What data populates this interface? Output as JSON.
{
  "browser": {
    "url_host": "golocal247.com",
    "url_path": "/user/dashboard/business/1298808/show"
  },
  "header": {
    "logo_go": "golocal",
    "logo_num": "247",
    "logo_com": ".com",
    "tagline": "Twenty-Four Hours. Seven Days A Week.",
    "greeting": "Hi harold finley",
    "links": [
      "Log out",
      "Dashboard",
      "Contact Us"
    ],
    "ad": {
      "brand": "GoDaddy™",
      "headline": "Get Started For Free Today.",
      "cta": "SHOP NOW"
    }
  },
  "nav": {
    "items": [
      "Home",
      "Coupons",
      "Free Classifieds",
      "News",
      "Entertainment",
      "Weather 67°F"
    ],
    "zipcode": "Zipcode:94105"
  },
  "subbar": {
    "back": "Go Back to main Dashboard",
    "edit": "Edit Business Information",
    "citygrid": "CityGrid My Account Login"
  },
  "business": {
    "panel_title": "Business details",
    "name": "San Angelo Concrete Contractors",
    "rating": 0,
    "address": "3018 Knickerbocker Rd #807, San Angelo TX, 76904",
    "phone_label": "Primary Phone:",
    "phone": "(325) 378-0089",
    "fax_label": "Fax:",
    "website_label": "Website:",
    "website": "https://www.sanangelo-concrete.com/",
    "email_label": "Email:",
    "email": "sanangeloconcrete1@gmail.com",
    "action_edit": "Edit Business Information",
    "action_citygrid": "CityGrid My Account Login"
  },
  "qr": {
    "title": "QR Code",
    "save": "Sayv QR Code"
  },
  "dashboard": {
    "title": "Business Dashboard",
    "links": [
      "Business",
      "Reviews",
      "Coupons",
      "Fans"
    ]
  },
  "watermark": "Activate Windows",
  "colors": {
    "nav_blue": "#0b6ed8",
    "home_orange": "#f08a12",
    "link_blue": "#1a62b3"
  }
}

------

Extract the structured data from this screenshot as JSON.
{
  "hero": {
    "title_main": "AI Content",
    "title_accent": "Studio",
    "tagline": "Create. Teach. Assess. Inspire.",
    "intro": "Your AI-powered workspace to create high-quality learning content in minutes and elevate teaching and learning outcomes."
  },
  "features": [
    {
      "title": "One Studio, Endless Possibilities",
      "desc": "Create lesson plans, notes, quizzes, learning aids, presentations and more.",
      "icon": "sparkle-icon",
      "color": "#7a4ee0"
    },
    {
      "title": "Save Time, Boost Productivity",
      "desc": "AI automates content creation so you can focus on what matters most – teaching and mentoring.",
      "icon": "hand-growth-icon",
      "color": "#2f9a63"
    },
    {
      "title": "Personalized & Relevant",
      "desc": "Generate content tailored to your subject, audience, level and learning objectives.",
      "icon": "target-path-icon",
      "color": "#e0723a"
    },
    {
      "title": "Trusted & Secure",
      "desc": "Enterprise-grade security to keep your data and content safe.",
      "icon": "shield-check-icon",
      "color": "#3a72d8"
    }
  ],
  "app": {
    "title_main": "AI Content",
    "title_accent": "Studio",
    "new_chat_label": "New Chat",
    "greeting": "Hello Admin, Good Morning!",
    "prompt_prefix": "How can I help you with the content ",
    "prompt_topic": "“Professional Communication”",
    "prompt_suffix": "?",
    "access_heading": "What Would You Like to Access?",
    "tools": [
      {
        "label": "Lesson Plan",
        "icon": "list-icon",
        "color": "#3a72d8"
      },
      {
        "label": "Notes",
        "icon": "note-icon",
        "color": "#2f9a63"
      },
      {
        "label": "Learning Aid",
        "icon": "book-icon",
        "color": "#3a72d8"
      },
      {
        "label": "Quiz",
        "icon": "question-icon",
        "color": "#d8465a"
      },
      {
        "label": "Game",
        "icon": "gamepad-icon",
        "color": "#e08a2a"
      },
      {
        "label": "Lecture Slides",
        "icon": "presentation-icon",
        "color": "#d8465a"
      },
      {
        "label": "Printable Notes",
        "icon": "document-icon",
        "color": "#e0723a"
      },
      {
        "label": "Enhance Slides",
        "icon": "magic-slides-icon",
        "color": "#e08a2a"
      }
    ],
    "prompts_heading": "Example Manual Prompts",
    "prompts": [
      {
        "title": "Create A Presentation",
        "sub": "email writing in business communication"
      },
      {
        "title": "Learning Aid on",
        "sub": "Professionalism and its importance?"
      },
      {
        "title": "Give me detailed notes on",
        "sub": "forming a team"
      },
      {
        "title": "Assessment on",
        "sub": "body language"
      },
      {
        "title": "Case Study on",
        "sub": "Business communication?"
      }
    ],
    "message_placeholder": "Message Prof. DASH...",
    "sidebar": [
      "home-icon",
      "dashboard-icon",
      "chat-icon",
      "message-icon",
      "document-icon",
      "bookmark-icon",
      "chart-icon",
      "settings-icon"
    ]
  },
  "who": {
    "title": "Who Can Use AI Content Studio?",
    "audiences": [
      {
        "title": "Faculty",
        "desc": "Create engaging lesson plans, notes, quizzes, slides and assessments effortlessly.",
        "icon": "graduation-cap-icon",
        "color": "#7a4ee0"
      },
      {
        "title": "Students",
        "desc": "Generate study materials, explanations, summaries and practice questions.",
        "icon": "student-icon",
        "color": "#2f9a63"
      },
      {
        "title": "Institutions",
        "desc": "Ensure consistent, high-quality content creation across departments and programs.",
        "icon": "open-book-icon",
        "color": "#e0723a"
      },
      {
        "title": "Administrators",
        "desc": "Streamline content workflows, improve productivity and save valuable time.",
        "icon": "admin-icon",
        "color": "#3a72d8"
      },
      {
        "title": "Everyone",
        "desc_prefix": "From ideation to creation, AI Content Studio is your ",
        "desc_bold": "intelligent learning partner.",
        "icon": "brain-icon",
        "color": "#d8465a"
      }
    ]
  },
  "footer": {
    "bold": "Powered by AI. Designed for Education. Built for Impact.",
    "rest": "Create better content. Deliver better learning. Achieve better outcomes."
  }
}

------

_REQUEST_:
Show every line that contains the word "Account".

_RESPONSE TO THIS EXERCISE_:
    "citygrid": "CityGrid My Account Login"
    "action_citygrid": "CityGrid My Account Login"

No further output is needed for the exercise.